Structured figure records:

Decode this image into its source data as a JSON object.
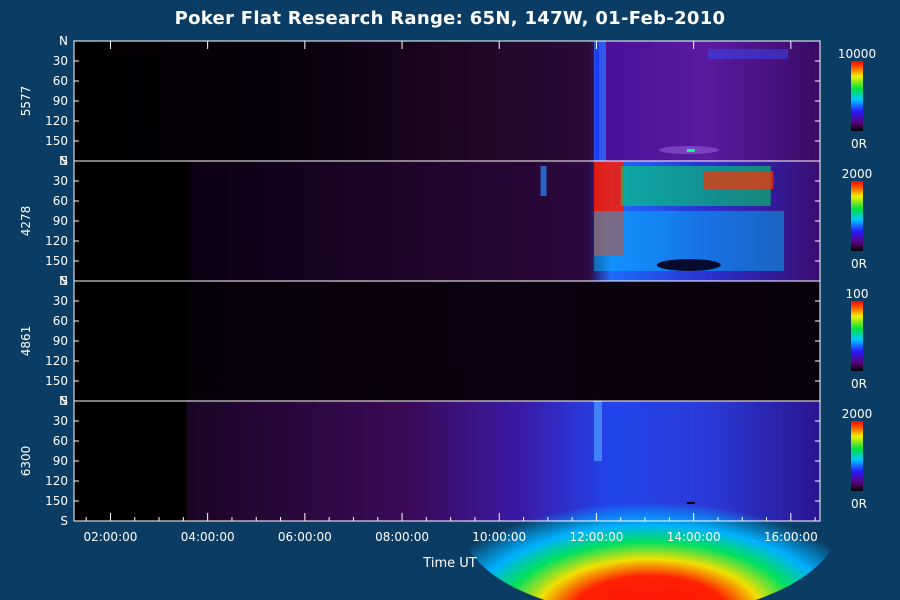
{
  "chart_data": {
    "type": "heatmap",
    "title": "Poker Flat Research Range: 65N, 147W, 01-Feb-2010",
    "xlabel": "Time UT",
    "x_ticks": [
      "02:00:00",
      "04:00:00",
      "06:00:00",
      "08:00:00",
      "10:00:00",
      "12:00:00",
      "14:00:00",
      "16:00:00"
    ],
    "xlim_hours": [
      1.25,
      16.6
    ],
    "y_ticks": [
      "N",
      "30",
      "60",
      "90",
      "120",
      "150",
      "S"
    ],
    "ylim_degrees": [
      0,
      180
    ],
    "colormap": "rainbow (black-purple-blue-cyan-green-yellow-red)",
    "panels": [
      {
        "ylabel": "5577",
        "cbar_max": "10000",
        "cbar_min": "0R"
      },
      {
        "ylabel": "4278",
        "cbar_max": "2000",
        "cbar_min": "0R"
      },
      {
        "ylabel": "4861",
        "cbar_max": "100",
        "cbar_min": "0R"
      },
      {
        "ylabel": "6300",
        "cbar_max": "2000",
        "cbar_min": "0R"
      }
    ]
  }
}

→ **WHAT THE TASK REQUIRES**
Only the number is wanted: how many lines in the entries above contain the word "ylabel"?

→ **EXERCISE RESULT**
4